■ Goal:
Of the lines below, count those containing the word "אלקטרוני". Reply with the number alone.

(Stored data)
⁂

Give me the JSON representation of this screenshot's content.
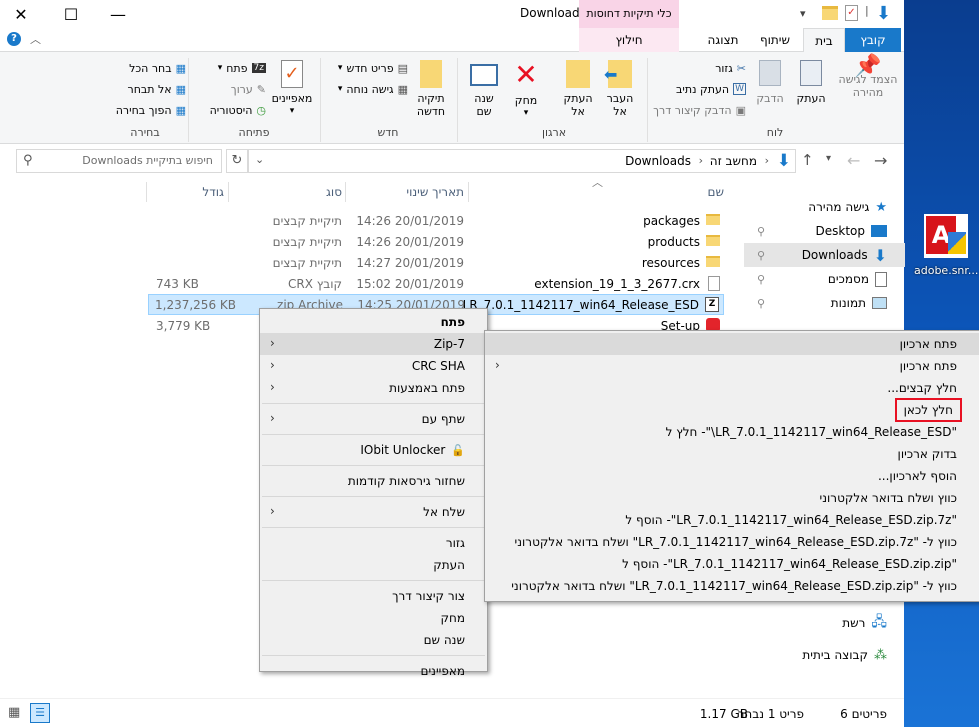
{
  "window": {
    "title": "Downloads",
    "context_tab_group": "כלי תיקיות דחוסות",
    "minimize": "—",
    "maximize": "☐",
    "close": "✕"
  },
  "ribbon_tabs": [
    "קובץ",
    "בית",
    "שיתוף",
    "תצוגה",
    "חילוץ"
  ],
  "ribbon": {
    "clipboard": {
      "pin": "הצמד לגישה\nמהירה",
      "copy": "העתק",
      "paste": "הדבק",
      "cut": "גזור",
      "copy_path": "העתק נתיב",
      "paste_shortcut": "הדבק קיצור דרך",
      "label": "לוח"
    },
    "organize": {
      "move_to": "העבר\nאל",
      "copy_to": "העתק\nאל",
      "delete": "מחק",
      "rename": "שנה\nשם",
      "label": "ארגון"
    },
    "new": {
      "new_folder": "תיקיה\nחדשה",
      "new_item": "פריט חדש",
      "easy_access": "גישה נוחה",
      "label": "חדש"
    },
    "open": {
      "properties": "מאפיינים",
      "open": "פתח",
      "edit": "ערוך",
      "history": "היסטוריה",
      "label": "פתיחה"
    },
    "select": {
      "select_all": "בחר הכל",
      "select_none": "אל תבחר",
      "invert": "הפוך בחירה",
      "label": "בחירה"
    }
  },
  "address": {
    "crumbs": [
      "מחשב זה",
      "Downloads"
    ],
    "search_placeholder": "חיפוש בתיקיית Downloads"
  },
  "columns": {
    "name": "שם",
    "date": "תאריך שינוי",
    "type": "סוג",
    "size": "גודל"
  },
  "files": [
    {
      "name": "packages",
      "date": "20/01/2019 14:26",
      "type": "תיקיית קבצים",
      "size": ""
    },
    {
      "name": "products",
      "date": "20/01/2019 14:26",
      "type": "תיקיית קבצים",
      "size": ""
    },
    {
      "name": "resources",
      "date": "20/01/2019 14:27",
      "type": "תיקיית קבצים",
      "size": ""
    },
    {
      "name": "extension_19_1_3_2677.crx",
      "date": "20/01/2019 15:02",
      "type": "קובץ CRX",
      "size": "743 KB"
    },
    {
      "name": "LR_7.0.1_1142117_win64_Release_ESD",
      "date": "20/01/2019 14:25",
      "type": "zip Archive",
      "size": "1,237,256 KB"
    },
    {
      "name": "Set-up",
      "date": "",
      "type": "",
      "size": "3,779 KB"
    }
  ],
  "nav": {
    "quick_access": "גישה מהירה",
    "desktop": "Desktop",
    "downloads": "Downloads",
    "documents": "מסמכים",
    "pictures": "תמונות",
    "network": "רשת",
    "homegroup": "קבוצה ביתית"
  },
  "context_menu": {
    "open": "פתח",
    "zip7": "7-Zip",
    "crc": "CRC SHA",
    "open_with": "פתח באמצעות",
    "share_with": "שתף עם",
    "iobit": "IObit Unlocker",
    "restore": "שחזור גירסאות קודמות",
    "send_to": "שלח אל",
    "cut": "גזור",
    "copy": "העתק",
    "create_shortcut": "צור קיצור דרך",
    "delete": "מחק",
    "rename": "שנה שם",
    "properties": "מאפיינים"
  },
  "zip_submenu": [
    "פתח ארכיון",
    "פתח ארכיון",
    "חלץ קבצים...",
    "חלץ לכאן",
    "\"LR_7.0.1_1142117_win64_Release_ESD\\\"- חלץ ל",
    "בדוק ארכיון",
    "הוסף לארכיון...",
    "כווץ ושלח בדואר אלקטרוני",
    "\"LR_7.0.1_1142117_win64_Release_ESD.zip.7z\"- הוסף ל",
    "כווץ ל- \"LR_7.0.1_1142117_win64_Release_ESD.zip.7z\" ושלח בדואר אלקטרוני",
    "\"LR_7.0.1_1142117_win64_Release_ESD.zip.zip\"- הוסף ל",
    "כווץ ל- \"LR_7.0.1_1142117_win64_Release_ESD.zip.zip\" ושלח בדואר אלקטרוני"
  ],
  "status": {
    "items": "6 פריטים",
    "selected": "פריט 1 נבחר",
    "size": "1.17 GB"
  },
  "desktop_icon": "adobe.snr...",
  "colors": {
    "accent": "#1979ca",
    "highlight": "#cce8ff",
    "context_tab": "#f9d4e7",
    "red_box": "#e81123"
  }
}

⁂

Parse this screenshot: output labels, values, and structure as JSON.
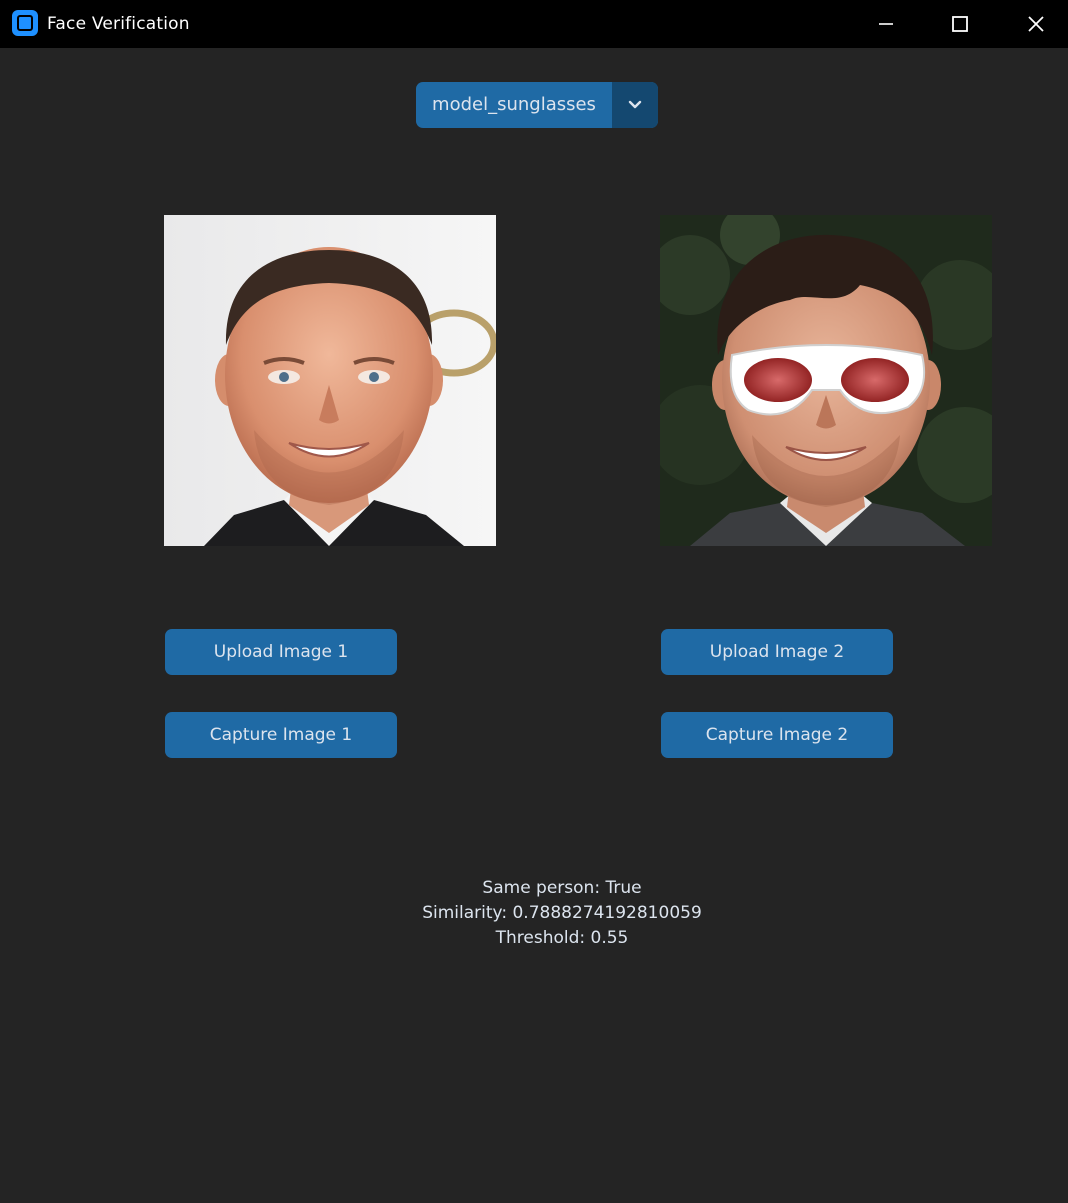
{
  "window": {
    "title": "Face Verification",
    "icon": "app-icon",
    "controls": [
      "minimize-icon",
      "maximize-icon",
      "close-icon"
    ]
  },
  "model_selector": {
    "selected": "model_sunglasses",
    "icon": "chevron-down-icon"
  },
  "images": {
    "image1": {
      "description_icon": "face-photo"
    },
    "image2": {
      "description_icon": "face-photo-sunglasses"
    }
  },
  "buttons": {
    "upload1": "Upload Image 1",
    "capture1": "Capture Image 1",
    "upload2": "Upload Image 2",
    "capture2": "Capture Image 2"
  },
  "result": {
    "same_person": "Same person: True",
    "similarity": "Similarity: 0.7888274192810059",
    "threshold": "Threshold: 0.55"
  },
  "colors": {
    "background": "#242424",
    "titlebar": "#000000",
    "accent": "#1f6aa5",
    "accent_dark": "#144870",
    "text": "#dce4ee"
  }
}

⁂

■ Correct answer:
3